The Dodge Copperhead, later unofficially renamed as Dodge Concept Car or Dodge Concept Vehicle, is a concept car created by Dodge as a slimmed-down version of the Dodge Viper for buyers who could not afford the Viper's $75,000 cost.

==Overview==
The Copperhead was unveiled at the 1997 North American International Auto Show in Detroit. Some reviewers were impressed with its aerodynamic, yet rugged styling with its Copper Fire Orange color and the fact that its sale price would be about US$30,000 (US$45,000 less than the Viper). The Copperhead, unlike the Viper, was made more for handling and driving pleasure, while the Viper was made more for raw power. Dodge engineered the Copperhead to make the driver feel the road and the pavement, which was done by stretching the wheels to the end of the frame, adding five inches of ground clearance and a stiff suspension, making this car marketed more towards enthusiasts. The Copperhead was due to be released in 2000, but was canceled.

== Design ==
The exterior and interior designs of the Copperhead are both completely distinct compared to its original influence and platform, the Viper, but the Copperhead still contains some designs from it.

+---+

• [WHAT THIS EXERCISE ASKS]:
• 1. Answer the following questions using the Dodge Copperhead passage.
(a) At which event was the Copperhead unveiled?
(b) About what sale price was given for the Copperhead?
(c) In what year was the Copperhead due to be released?
• 2. Using the Dodge Copperhead passage, state whether each statement agrees with it. Support each answer by quoting the passage.
(a) The Copperhead was made more for raw power than the Viper.
(b) Dodge gave the Copperhead five inches of ground clearance.
(c) The Copperhead reached the market as planned.
• 3. Proceed with the Dodge Copperhead passage, writing on from its final sentence.

+---+

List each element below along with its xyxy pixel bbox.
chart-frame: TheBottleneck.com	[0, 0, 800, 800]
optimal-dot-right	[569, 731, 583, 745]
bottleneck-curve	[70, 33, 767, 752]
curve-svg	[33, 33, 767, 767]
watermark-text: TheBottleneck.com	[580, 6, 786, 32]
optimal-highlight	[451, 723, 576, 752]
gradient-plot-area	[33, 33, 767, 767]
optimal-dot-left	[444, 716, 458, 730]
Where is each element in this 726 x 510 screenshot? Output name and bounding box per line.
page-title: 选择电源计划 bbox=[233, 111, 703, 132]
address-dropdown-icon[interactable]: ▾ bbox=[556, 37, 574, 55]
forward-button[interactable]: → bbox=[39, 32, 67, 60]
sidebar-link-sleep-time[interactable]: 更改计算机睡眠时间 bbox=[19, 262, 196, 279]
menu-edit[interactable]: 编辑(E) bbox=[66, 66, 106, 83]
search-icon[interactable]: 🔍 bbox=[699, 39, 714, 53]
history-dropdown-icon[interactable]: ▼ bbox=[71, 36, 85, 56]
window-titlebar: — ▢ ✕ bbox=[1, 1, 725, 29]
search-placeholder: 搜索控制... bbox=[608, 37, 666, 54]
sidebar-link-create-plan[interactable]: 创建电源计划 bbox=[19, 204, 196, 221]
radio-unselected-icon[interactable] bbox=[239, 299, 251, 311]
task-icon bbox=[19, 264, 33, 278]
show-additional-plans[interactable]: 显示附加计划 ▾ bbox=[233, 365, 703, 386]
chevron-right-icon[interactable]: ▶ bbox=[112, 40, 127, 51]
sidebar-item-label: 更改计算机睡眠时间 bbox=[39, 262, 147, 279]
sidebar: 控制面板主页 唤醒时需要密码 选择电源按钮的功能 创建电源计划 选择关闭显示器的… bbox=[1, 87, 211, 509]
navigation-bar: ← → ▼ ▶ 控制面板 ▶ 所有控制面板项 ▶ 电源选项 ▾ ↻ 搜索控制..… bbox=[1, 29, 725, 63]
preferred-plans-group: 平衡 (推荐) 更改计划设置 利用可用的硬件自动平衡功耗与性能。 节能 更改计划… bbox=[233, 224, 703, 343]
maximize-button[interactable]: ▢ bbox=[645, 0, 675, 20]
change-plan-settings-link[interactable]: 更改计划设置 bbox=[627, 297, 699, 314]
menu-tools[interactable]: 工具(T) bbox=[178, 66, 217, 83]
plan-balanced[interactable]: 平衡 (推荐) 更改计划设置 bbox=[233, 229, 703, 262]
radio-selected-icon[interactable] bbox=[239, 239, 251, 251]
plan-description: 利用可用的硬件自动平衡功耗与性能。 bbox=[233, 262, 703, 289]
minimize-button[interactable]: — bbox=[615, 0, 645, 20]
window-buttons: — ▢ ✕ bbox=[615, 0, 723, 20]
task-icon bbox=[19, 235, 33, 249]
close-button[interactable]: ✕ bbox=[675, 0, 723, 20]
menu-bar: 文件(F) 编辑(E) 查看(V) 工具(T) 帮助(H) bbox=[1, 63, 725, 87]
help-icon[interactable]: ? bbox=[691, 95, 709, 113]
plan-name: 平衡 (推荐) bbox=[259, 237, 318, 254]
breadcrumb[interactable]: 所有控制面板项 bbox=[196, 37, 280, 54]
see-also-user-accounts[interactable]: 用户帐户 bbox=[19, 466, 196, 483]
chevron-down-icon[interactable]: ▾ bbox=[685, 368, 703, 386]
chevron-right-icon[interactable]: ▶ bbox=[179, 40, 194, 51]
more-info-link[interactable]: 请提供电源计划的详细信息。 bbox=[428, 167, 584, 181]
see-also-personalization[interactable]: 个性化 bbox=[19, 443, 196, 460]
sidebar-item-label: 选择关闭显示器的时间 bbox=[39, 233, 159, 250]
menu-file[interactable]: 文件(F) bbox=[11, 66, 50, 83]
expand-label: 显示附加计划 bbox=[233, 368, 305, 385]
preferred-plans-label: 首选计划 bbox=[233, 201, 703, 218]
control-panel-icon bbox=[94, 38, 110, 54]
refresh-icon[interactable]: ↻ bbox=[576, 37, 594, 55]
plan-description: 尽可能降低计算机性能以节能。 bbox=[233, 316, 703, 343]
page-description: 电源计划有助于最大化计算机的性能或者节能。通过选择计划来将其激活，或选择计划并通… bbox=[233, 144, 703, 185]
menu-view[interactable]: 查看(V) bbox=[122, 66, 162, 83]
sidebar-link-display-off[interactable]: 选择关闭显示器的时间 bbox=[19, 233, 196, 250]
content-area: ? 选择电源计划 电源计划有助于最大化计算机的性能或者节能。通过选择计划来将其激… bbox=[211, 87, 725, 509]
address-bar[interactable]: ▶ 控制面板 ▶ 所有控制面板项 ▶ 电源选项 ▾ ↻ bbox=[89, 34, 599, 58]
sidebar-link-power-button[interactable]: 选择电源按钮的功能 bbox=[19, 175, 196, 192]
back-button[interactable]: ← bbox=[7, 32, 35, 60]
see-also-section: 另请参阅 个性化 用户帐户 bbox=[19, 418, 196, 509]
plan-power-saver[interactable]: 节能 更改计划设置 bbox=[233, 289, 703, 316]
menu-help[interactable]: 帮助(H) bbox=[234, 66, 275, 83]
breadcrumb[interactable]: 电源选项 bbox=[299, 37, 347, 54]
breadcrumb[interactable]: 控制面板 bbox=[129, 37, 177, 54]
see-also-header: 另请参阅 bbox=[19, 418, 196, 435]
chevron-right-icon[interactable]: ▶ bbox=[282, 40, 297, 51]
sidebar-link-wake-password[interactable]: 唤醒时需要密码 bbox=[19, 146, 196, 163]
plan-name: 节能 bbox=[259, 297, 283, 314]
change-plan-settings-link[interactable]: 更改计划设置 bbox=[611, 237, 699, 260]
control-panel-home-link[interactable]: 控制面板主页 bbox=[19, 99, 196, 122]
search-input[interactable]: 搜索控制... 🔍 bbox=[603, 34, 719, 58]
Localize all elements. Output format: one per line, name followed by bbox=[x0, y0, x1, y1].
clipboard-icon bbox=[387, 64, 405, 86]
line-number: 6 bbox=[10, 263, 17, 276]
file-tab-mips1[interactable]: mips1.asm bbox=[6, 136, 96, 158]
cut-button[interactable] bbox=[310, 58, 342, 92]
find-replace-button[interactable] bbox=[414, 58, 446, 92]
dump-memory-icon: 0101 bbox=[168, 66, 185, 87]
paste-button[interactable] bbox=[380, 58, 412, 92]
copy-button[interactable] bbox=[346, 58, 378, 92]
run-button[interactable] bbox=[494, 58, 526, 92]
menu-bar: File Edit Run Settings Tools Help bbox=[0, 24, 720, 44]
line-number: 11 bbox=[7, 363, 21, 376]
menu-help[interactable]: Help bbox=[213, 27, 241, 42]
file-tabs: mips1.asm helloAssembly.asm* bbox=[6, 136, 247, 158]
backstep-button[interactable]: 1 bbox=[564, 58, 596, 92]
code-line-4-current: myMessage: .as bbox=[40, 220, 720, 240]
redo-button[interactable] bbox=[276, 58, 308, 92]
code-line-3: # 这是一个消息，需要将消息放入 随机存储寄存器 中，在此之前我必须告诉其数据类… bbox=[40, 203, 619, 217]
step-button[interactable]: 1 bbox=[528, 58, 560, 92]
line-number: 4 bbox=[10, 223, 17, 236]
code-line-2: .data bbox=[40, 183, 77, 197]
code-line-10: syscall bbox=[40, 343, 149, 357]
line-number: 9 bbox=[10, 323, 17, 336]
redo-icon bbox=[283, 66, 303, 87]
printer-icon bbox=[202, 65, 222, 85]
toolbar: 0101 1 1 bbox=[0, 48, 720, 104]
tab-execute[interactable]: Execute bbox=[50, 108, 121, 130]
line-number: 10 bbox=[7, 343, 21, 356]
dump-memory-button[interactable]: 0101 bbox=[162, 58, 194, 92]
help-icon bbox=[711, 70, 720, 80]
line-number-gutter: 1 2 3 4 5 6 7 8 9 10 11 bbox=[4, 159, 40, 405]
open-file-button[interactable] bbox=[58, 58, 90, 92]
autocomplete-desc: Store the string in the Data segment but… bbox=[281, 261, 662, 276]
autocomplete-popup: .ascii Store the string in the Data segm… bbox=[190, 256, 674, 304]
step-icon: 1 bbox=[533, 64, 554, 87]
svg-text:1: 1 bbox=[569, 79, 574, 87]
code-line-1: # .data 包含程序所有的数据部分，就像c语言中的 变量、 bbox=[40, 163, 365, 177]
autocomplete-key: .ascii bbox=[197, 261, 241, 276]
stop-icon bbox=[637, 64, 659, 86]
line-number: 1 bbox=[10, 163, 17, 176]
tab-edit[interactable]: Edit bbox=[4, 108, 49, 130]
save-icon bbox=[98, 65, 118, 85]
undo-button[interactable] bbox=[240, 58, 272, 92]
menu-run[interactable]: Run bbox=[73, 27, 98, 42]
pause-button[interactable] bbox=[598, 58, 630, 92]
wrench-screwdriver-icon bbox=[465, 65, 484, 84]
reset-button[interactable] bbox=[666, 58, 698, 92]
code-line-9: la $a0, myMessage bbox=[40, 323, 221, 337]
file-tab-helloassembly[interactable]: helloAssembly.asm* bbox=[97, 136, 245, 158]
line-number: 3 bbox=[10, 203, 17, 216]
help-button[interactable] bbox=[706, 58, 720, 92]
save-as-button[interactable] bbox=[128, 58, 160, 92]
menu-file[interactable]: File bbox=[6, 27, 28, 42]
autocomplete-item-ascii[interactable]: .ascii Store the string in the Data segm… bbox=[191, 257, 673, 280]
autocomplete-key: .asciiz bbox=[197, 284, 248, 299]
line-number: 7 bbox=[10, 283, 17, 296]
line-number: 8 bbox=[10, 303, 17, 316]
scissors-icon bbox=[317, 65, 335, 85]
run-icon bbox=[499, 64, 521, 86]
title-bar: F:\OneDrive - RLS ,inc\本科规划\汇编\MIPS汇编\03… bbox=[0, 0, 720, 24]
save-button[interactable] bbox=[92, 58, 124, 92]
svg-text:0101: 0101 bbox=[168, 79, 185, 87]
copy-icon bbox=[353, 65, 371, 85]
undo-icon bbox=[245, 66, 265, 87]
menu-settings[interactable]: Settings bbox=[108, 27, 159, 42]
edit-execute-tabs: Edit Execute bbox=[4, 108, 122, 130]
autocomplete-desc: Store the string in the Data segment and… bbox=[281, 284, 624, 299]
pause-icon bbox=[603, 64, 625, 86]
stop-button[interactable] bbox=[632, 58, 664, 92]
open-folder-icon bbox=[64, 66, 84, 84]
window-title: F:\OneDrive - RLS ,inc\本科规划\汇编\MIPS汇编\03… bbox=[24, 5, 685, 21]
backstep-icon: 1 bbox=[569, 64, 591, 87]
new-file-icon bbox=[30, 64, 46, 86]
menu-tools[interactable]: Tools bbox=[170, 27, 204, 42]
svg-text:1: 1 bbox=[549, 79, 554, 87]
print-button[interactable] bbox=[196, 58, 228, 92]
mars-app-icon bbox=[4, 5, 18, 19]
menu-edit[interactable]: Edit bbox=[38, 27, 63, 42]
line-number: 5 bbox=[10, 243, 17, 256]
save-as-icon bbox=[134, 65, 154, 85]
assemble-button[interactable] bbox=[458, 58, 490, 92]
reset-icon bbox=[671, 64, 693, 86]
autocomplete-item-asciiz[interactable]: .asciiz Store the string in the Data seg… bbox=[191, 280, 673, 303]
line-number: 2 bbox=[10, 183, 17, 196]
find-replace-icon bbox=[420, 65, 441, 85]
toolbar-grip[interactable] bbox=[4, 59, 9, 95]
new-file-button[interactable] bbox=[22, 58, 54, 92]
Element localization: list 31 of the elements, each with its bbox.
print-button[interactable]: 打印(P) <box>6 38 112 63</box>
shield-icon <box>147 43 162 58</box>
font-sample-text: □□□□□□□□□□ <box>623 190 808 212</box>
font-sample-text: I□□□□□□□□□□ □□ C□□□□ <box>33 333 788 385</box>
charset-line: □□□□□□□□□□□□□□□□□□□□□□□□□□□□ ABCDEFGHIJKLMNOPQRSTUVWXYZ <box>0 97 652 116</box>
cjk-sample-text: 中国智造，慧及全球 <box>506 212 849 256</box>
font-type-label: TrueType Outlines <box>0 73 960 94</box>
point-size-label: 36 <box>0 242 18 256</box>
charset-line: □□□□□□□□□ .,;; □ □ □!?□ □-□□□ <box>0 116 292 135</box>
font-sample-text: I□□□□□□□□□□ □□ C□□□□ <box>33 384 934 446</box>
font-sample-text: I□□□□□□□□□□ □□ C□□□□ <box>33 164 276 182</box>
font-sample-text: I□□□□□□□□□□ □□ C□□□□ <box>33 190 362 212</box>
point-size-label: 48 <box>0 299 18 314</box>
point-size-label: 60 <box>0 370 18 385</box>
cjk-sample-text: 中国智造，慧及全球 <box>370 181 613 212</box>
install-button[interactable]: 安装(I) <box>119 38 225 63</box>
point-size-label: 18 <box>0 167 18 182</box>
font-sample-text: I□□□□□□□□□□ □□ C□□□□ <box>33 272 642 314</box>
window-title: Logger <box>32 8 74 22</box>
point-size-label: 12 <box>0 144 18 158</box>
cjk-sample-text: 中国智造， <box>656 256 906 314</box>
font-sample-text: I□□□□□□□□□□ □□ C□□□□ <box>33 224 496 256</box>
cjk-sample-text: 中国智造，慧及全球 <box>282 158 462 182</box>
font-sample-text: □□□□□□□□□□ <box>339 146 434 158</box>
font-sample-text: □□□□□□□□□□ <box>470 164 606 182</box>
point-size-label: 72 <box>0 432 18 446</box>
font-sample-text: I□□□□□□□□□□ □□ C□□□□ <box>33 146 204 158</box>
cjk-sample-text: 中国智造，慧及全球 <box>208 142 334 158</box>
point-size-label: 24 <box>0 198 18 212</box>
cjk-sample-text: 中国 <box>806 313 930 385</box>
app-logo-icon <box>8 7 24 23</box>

+---+

• [TASK ANSWERS]:
• 1.
(a) The 1997 North American International Auto Show in Detroit.
(b) About US$30,000.
(c) 2000.

• 2.
(a) No. "The Copperhead, unlike the Viper, was made more for handling and driving pleasure, while the Viper was made more for raw power."
(b) Yes. "adding five inches of ground clearance and a stiff suspension"
(c) No. "The Copperhead was due to be released in 2000, but was canceled."

• 3.
=== Exterior ===
An all-new bodykit made specifically for the Copperhead takes over most of the Viper's design to distinguish it. This new body forces some parts from its original platform to be changed (either in shape or position) or be removed. Even with the stuffy-looking design, the Copperhead is still slightly shorter than the Viper, except for the wheelbase, which is a foot (300 mm; 12 in) longer than it.

The Copperhead's new look includes larger wheel fenders, a larger front bumper, a slightly smaller front grille, headlights positioned below the hood, side inlet pits (rather than the regular side performance inlets), removed front air intake, smaller hood louvers, a stubby top rear fin, smaller Viper taillights, and front wheels that have been slightly moved forward for better handling.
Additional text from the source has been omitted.